> **Excerpts from a figure dataset**:
—————

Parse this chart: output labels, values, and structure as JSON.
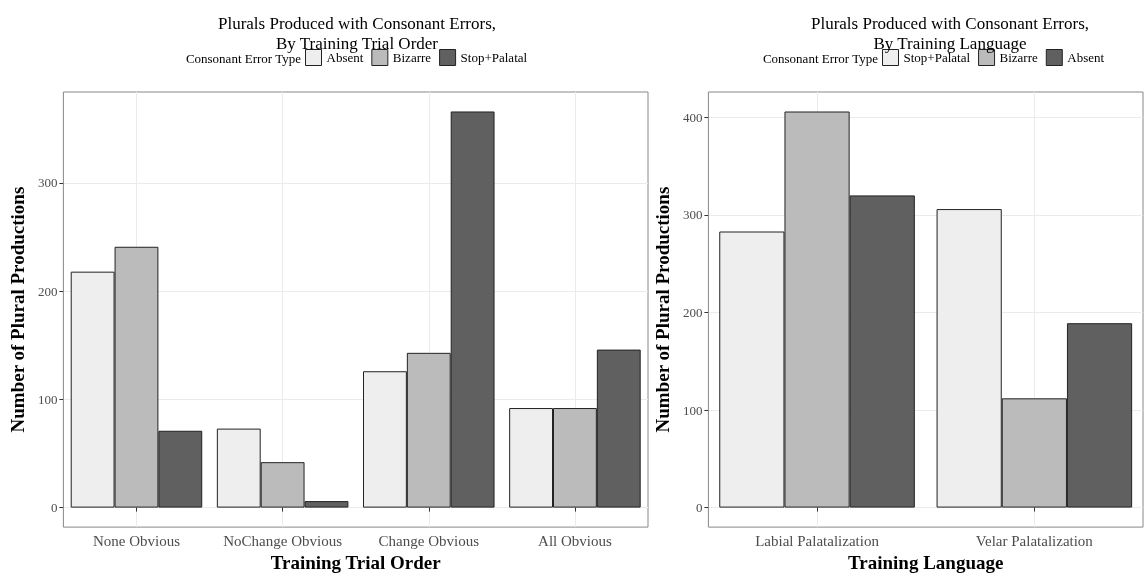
{
  "chart_data": [
    {
      "type": "bar",
      "title": "Plurals Produced with Consonant Errors,\nBy Training Trial Order",
      "xlabel": "Training Trial Order",
      "ylabel": "Number of Plural Productions",
      "legend_title": "Consonant Error Type",
      "categories": [
        "None Obvious",
        "NoChange Obvious",
        "Change Obvious",
        "All Obvious"
      ],
      "series": [
        {
          "name": "Absent",
          "color": "#eeeeee",
          "values": [
            218,
            73,
            126,
            92
          ]
        },
        {
          "name": "Bizarre",
          "color": "#bbbbbb",
          "values": [
            241,
            42,
            143,
            92
          ]
        },
        {
          "name": "Stop+Palatal",
          "color": "#606060",
          "values": [
            71,
            6,
            366,
            146
          ]
        }
      ],
      "ylim": [
        -18,
        384
      ],
      "yticks": [
        0,
        100,
        200,
        300
      ],
      "grid": true,
      "legend": "top"
    },
    {
      "type": "bar",
      "title": "Plurals Produced with Consonant Errors,\nBy Training Language",
      "xlabel": "Training Language",
      "ylabel": "Number of Plural Productions",
      "legend_title": "Consonant Error Type",
      "categories": [
        "Labial Palatalization",
        "Velar Palatalization"
      ],
      "series": [
        {
          "name": "Stop+Palatal",
          "color": "#eeeeee",
          "values": [
            283,
            306
          ]
        },
        {
          "name": "Bizarre",
          "color": "#bbbbbb",
          "values": [
            406,
            112
          ]
        },
        {
          "name": "Absent",
          "color": "#606060",
          "values": [
            320,
            189
          ]
        }
      ],
      "ylim": [
        -20,
        426
      ],
      "yticks": [
        0,
        100,
        200,
        300,
        400
      ],
      "grid": true,
      "legend": "top"
    }
  ]
}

—————

> **REQUIREMENTS**:
Review the material and copy each line in which the word "Errors" appears.

> **RESPONSE TO THE EXERCISE**:
      "title": "Plurals Produced with Consonant Errors,\nBy Training Trial Order",
      "title": "Plurals Produced with Consonant Errors,\nBy Training Language",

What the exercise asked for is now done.